[Instructions for the task]: Write out the listing in full, matching it word for word.

[Figure dataset records]
————————

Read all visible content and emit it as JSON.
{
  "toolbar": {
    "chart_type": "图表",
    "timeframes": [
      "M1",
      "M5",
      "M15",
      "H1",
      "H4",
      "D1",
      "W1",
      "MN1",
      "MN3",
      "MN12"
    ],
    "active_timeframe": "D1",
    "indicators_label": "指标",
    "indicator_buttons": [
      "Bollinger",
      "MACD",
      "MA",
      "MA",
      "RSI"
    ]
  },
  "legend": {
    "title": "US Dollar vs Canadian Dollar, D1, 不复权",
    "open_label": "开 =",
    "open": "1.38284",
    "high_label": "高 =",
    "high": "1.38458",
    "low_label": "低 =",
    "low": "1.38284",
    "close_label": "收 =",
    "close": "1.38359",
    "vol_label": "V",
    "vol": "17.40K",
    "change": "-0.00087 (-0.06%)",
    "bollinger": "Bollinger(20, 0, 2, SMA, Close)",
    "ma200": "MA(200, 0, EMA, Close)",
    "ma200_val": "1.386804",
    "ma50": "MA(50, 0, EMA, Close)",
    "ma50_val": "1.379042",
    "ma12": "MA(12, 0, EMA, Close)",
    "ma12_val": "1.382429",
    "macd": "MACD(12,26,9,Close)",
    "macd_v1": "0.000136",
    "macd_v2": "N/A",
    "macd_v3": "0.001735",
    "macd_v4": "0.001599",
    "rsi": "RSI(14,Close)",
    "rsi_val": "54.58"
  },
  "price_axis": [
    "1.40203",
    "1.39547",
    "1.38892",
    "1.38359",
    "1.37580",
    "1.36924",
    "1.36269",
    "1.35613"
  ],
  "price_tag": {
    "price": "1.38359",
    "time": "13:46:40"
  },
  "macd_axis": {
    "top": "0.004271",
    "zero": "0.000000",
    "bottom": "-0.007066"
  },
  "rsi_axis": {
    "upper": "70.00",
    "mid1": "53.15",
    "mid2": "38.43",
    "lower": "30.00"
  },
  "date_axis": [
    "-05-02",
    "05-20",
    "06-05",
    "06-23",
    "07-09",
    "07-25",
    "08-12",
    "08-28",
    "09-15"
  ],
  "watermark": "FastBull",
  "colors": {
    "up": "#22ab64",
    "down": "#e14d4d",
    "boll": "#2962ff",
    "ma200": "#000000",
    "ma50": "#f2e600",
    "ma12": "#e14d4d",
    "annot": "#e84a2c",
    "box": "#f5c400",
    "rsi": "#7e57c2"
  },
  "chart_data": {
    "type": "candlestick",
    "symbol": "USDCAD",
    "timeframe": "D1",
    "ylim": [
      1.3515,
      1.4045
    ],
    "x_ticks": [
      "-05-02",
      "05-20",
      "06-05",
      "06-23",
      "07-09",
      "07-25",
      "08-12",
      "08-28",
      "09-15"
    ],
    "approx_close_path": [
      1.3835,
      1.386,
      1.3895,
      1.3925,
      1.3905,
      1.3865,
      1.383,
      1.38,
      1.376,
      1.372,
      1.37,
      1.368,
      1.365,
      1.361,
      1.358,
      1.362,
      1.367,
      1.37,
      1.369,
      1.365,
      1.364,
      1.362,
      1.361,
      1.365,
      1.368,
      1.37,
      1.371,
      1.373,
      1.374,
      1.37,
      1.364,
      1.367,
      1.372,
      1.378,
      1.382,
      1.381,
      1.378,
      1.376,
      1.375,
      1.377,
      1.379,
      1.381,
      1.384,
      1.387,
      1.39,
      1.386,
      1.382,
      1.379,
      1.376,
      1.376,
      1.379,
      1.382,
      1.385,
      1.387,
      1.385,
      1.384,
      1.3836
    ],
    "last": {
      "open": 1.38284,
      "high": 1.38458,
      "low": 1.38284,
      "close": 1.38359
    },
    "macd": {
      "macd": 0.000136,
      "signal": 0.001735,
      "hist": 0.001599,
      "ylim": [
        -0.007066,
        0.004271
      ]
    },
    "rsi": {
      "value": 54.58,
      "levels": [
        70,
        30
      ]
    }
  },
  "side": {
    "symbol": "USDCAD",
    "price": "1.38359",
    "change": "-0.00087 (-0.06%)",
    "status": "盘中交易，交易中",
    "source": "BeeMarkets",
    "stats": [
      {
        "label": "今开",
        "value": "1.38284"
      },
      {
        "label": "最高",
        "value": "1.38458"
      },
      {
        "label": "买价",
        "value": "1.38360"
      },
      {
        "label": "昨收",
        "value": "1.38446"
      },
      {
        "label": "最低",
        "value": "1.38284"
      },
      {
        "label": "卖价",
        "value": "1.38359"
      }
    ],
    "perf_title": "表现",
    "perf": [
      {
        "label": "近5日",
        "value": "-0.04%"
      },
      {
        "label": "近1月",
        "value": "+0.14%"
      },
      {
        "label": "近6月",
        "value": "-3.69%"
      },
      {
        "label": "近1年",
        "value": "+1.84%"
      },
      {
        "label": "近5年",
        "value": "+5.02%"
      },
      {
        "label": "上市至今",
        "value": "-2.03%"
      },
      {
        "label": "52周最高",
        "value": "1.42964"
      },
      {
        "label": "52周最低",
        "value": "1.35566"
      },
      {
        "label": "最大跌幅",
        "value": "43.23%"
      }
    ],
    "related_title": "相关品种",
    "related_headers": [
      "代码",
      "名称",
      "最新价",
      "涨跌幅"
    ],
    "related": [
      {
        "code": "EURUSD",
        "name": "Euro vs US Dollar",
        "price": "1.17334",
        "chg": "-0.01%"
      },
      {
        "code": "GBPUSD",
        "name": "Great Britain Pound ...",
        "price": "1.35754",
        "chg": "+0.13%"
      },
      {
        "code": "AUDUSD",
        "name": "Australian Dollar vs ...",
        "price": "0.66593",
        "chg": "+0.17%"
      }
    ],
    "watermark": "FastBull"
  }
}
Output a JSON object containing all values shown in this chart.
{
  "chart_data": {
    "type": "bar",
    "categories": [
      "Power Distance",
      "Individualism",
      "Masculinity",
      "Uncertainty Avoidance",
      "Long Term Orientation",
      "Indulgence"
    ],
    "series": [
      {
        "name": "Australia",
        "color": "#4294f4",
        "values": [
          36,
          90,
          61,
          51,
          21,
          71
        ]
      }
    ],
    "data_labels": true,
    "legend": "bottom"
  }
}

————————

[Result]:
Read all visible content and emit it as JSON.
{
  "toolbar": {
    "chart_type": "图表",
    "timeframes": [
      "M1",
      "M5",
      "M15",
      "H1",
      "H4",
      "D1",
      "W1",
      "MN1",
      "MN3",
      "MN12"
    ],
    "active_timeframe": "D1",
    "indicators_label": "指标",
    "indicator_buttons": [
      "Bollinger",
      "MACD",
      "MA",
      "MA",
      "RSI"
    ]
  },
  "legend": {
    "title": "US Dollar vs Canadian Dollar, D1, 不复权",
    "open_label": "开 =",
    "open": "1.38284",
    "high_label": "高 =",
    "high": "1.38458",
    "low_label": "低 =",
    "low": "1.38284",
    "close_label": "收 =",
    "close": "1.38359",
    "vol_label": "V",
    "vol": "17.40K",
    "change": "-0.00087 (-0.06%)",
    "bollinger": "Bollinger(20, 0, 2, SMA, Close)",
    "ma200": "MA(200, 0, EMA, Close)",
    "ma200_val": "1.386804",
    "ma50": "MA(50, 0, EMA, Close)",
    "ma50_val": "1.379042",
    "ma12": "MA(12, 0, EMA, Close)",
    "ma12_val": "1.382429",
    "macd": "MACD(12,26,9,Close)",
    "macd_v1": "0.000136",
    "macd_v2": "N/A",
    "macd_v3": "0.001735",
    "macd_v4": "0.001599",
    "rsi": "RSI(14,Close)",
    "rsi_val": "54.58"
  },
  "price_axis": [
    "1.40203",
    "1.39547",
    "1.38892",
    "1.38359",
    "1.37580",
    "1.36924",
    "1.36269",
    "1.35613"
  ],
  "price_tag": {
    "price": "1.38359",
    "time": "13:46:40"
  },
  "macd_axis": {
    "top": "0.004271",
    "zero": "0.000000",
    "bottom": "-0.007066"
  },
  "rsi_axis": {
    "upper": "70.00",
    "mid1": "53.15",
    "mid2": "38.43",
    "lower": "30.00"
  },
  "date_axis": [
    "-05-02",
    "05-20",
    "06-05",
    "06-23",
    "07-09",
    "07-25",
    "08-12",
    "08-28",
    "09-15"
  ],
  "watermark": "FastBull",
  "colors": {
    "up": "#22ab64",
    "down": "#e14d4d",
    "boll": "#2962ff",
    "ma200": "#000000",
    "ma50": "#f2e600",
    "ma12": "#e14d4d",
    "annot": "#e84a2c",
    "box": "#f5c400",
    "rsi": "#7e57c2"
  },
  "chart_data": {
    "type": "candlestick",
    "symbol": "USDCAD",
    "timeframe": "D1",
    "ylim": [
      1.3515,
      1.4045
    ],
    "x_ticks": [
      "-05-02",
      "05-20",
      "06-05",
      "06-23",
      "07-09",
      "07-25",
      "08-12",
      "08-28",
      "09-15"
    ],
    "approx_close_path": [
      1.3835,
      1.386,
      1.3895,
      1.3925,
      1.3905,
      1.3865,
      1.383,
      1.38,
      1.376,
      1.372,
      1.37,
      1.368,
      1.365,
      1.361,
      1.358,
      1.362,
      1.367,
      1.37,
      1.369,
      1.365,
      1.364,
      1.362,
      1.361,
      1.365,
      1.368,
      1.37,
      1.371,
      1.373,
      1.374,
      1.37,
      1.364,
      1.367,
      1.372,
      1.378,
      1.382,
      1.381,
      1.378,
      1.376,
      1.375,
      1.377,
      1.379,
      1.381,
      1.384,
      1.387,
      1.39,
      1.386,
      1.382,
      1.379,
      1.376,
      1.376,
      1.379,
      1.382,
      1.385,
      1.387,
      1.385,
      1.384,
      1.3836
    ],
    "last": {
      "open": 1.38284,
      "high": 1.38458,
      "low": 1.38284,
      "close": 1.38359
    },
    "macd": {
      "macd": 0.000136,
      "signal": 0.001735,
      "hist": 0.001599,
      "ylim": [
        -0.007066,
        0.004271
      ]
    },
    "rsi": {
      "value": 54.58,
      "levels": [
        70,
        30
      ]
    }
  },
  "side": {
    "symbol": "USDCAD",
    "price": "1.38359",
    "change": "-0.00087 (-0.06%)",
    "status": "盘中交易，交易中",
    "source": "BeeMarkets",
    "stats": [
      {
        "label": "今开",
        "value": "1.38284"
      },
      {
        "label": "最高",
        "value": "1.38458"
      },
      {
        "label": "买价",
        "value": "1.38360"
      },
      {
        "label": "昨收",
        "value": "1.38446"
      },
      {
        "label": "最低",
        "value": "1.38284"
      },
      {
        "label": "卖价",
        "value": "1.38359"
      }
    ],
    "perf_title": "表现",
    "perf": [
      {
        "label": "近5日",
        "value": "-0.04%"
      },
      {
        "label": "近1月",
        "value": "+0.14%"
      },
      {
        "label": "近6月",
        "value": "-3.69%"
      },
      {
        "label": "近1年",
        "value": "+1.84%"
      },
      {
        "label": "近5年",
        "value": "+5.02%"
      },
      {
        "label": "上市至今",
        "value": "-2.03%"
      },
      {
        "label": "52周最高",
        "value": "1.42964"
      },
      {
        "label": "52周最低",
        "value": "1.35566"
      },
      {
        "label": "最大跌幅",
        "value": "43.23%"
      }
    ],
    "related_title": "相关品种",
    "related_headers": [
      "代码",
      "名称",
      "最新价",
      "涨跌幅"
    ],
    "related": [
      {
        "code": "EURUSD",
        "name": "Euro vs US Dollar",
        "price": "1.17334",
        "chg": "-0.01%"
      },
      {
        "code": "GBPUSD",
        "name": "Great Britain Pound ...",
        "price": "1.35754",
        "chg": "+0.13%"
      },
      {
        "code": "AUDUSD",
        "name": "Australian Dollar vs ...",
        "price": "0.66593",
        "chg": "+0.17%"
      }
    ],
    "watermark": "FastBull"
  }
}
Output a JSON object containing all values shown in this chart.
{
  "chart_data": {
    "type": "bar",
    "categories": [
      "Power Distance",
      "Individualism",
      "Masculinity",
      "Uncertainty Avoidance",
      "Long Term Orientation",
      "Indulgence"
    ],
    "series": [
      {
        "name": "Australia",
        "color": "#4294f4",
        "values": [
          36,
          90,
          61,
          51,
          21,
          71
        ]
      }
    ],
    "data_labels": true,
    "legend": "bottom"
  }
}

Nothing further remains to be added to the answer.